## THE TASK:
Select every line containing the word "TetherUS" from the material, and copy those lines.
── INPUT FOR THIS TASK
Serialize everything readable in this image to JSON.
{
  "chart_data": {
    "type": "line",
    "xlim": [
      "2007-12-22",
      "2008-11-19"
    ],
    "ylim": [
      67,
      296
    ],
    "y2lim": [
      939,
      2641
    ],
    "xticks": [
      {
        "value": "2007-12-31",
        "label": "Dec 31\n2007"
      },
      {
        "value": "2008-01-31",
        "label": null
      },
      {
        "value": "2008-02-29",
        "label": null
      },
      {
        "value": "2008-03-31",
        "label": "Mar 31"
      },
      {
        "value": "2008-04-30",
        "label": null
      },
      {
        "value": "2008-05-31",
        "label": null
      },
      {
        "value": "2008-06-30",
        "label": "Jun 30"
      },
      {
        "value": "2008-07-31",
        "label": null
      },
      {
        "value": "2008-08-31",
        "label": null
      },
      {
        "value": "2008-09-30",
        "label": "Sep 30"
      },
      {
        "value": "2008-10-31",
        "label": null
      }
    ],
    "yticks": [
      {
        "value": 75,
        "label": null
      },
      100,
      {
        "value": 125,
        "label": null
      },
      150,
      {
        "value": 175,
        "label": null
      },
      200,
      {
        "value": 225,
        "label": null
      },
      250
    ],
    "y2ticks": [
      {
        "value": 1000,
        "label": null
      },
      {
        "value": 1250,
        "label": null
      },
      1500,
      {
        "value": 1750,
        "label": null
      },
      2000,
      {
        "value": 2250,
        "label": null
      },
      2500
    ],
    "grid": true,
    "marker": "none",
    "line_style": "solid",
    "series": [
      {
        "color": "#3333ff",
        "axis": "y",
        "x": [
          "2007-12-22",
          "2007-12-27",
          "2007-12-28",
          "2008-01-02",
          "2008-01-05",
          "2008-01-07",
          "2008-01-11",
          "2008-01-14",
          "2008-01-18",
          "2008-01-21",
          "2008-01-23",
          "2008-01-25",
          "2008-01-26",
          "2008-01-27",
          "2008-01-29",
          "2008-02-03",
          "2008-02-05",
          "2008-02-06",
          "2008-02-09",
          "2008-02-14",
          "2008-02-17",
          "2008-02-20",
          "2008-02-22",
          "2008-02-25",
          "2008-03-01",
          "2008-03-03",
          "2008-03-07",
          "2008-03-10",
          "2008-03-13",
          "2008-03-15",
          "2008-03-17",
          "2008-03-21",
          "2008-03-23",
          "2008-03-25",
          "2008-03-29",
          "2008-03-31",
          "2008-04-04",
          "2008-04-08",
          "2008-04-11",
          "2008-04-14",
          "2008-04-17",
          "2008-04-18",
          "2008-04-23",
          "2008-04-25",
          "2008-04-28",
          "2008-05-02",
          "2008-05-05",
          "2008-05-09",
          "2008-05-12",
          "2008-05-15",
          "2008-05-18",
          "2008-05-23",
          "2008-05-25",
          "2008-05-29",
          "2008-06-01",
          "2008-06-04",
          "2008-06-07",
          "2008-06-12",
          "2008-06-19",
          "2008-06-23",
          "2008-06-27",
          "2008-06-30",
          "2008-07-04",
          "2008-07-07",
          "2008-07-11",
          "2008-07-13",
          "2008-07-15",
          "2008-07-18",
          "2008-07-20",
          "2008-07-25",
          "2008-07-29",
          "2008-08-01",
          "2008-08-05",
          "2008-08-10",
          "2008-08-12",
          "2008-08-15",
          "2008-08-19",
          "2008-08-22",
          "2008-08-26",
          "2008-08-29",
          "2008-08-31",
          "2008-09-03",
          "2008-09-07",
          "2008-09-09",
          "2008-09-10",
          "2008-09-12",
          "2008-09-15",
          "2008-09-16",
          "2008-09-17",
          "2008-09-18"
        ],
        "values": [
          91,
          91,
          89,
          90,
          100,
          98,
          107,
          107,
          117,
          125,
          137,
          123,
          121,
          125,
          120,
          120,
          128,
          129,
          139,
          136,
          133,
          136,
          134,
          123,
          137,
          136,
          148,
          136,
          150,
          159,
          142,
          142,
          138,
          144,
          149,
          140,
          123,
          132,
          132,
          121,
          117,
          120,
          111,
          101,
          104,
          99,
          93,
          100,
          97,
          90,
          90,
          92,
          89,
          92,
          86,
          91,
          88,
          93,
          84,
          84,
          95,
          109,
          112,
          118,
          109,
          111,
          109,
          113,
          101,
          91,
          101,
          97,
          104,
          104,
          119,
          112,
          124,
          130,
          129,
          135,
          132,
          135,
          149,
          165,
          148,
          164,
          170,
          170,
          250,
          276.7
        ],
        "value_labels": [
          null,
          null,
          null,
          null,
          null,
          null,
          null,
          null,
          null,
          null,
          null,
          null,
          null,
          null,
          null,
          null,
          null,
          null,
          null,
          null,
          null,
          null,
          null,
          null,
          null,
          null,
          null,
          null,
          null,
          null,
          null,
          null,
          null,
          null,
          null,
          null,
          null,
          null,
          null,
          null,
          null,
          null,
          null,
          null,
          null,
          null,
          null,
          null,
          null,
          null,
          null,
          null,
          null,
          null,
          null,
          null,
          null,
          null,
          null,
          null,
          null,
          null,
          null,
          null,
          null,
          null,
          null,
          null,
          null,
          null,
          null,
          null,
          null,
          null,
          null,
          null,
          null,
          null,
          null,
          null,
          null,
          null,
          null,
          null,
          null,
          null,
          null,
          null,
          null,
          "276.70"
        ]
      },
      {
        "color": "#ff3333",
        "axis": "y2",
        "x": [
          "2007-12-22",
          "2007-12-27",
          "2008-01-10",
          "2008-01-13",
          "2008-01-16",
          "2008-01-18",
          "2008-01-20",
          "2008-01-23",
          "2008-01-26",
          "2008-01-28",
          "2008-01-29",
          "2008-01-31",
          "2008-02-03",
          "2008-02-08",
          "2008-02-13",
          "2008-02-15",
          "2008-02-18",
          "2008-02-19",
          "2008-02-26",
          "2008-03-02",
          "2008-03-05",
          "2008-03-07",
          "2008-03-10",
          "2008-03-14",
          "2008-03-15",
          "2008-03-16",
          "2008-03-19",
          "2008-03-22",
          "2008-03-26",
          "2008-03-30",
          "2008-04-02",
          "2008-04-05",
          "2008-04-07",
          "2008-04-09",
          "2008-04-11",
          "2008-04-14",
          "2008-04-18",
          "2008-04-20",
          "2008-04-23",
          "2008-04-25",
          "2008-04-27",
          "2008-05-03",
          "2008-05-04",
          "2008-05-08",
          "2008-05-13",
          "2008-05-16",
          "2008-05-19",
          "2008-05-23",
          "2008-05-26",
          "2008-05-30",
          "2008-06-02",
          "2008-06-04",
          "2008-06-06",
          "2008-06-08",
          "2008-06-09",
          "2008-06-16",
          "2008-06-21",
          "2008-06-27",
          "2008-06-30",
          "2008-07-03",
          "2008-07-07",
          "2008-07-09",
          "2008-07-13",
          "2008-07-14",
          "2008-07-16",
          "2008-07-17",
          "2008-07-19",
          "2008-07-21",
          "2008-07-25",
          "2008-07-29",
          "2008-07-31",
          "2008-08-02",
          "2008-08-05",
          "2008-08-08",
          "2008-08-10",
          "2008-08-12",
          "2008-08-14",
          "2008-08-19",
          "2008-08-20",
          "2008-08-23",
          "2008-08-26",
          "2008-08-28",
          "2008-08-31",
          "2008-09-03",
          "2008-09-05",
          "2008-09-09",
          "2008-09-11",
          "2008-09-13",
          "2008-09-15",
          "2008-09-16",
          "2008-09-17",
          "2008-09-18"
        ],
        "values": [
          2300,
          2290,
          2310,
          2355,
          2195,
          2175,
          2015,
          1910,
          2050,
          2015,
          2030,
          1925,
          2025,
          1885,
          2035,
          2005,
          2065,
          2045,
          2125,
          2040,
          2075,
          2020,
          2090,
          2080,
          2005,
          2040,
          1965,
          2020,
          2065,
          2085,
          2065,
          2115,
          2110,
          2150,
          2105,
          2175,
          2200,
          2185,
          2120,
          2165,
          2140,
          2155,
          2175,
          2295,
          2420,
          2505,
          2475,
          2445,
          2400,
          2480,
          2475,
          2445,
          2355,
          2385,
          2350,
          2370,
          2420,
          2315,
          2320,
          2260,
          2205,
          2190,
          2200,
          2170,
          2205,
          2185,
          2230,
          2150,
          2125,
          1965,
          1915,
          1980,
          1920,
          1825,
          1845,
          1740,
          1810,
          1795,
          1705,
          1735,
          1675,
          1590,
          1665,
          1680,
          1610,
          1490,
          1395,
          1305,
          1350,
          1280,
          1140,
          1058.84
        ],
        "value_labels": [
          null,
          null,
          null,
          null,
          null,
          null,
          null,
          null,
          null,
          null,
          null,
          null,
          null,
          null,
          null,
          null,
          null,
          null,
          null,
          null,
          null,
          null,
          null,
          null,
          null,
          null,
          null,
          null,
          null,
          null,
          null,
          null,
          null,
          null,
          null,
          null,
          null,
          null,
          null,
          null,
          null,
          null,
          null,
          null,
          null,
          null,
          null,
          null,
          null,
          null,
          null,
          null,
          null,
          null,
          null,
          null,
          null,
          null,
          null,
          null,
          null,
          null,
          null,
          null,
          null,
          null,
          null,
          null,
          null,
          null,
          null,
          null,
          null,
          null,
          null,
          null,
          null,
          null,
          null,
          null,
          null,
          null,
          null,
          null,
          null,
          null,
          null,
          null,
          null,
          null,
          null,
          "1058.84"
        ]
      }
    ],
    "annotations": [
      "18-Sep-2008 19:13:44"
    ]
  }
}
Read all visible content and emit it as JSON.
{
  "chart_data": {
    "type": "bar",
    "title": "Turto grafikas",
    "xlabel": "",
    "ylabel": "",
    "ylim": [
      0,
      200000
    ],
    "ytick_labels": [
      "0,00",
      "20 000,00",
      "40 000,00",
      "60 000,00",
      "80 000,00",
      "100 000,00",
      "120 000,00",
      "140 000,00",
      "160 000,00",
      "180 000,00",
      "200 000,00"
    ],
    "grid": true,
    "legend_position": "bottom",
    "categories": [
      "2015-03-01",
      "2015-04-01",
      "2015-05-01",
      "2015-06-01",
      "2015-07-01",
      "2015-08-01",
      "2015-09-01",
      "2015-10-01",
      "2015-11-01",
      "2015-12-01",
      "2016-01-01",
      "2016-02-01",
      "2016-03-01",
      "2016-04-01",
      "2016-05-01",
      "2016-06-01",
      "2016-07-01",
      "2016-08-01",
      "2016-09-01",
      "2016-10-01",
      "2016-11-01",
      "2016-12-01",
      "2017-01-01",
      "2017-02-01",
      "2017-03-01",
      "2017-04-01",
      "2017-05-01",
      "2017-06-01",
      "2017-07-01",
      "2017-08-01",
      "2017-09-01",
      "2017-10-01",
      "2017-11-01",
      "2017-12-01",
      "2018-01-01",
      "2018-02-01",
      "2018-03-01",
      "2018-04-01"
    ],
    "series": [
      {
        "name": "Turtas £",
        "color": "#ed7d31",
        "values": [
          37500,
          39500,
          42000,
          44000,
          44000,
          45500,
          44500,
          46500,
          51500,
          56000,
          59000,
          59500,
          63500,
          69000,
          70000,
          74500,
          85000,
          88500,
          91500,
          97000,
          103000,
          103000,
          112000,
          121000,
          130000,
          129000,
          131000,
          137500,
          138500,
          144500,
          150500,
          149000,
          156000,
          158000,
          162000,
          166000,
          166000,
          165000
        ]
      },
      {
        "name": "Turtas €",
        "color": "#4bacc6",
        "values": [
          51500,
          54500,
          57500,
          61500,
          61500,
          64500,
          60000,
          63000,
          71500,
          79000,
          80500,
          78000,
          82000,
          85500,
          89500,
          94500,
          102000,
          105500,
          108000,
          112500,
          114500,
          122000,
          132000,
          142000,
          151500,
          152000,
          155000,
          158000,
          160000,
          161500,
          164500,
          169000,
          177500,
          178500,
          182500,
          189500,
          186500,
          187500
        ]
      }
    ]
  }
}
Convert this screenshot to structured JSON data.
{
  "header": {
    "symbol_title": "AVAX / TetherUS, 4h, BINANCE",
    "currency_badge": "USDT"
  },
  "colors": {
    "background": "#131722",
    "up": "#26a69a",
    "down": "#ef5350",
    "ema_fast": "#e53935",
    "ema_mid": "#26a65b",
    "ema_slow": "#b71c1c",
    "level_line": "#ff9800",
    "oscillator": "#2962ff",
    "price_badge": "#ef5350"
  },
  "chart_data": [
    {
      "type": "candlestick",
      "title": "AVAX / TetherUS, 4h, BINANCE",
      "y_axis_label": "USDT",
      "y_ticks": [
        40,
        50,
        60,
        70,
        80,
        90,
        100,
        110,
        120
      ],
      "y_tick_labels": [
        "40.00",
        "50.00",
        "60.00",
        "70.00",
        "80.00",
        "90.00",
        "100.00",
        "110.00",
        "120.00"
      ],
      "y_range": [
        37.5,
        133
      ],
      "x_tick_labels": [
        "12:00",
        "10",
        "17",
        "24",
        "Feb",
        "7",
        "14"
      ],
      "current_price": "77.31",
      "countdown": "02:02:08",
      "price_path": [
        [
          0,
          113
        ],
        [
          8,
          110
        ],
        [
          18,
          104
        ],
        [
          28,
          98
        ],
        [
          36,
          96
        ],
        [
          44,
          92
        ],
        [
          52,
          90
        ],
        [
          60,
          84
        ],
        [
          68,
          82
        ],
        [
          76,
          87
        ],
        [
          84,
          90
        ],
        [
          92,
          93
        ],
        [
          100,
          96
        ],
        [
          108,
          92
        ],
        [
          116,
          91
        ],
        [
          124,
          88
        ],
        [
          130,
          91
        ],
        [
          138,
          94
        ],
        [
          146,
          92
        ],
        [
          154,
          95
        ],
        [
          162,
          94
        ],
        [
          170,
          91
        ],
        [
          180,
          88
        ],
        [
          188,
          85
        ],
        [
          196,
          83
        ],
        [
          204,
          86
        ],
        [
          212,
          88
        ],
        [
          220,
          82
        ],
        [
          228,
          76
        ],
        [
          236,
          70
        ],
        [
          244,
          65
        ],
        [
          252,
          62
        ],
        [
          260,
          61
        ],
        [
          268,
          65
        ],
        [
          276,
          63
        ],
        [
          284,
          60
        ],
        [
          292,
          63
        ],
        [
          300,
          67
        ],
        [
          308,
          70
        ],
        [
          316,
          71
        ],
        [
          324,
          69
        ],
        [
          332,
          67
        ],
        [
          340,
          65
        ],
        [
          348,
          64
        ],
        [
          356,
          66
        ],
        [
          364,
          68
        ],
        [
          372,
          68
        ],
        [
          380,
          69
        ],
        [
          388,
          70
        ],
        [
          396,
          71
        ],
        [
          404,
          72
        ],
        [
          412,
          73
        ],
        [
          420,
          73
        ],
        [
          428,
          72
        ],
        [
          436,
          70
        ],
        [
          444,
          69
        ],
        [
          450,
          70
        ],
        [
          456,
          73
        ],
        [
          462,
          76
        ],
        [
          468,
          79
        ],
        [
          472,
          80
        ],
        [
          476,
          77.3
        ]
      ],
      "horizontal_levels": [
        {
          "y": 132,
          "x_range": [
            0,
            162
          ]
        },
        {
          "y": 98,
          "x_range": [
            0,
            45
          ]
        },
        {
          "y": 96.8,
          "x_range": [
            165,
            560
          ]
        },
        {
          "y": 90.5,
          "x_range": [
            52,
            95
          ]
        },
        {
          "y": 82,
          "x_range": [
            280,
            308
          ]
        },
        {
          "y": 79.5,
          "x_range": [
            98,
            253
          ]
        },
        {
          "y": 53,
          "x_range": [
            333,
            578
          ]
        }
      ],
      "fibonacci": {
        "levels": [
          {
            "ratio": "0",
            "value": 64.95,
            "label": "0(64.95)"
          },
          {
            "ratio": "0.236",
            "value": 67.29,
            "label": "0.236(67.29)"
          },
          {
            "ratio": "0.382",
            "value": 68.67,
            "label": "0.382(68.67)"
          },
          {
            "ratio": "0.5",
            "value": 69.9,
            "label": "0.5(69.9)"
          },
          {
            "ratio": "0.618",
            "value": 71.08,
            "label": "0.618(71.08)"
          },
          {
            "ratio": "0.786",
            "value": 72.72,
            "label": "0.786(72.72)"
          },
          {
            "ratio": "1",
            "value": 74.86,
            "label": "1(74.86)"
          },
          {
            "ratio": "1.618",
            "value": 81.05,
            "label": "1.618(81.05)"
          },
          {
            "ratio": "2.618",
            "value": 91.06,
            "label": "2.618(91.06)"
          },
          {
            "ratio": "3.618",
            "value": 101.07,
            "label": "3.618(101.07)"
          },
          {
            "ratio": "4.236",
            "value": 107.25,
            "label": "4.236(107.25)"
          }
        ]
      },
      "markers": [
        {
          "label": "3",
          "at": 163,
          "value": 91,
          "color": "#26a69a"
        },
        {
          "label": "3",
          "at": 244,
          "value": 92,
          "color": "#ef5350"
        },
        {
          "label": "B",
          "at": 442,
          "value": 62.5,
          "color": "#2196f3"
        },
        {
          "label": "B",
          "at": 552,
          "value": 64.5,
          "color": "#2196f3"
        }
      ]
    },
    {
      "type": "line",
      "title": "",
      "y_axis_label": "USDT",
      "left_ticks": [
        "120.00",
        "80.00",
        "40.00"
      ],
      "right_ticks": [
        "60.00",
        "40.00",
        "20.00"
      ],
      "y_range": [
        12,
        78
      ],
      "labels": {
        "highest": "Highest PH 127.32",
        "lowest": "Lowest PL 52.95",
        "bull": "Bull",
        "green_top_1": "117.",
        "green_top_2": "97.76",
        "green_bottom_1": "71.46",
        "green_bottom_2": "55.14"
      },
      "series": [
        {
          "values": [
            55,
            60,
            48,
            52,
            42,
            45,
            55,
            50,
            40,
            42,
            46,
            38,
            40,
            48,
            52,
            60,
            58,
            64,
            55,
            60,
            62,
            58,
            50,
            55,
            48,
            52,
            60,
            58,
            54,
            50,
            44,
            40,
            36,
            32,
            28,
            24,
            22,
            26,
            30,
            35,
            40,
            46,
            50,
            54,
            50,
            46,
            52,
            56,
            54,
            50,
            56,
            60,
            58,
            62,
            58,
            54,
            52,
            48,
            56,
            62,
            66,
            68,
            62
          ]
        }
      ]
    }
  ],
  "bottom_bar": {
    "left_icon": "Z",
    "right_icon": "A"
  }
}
────
## EXPECTED OUTPUT:
    "symbol_title": "AVAX / TetherUS, 4h, BINANCE",
      "title": "AVAX / TetherUS, 4h, BINANCE",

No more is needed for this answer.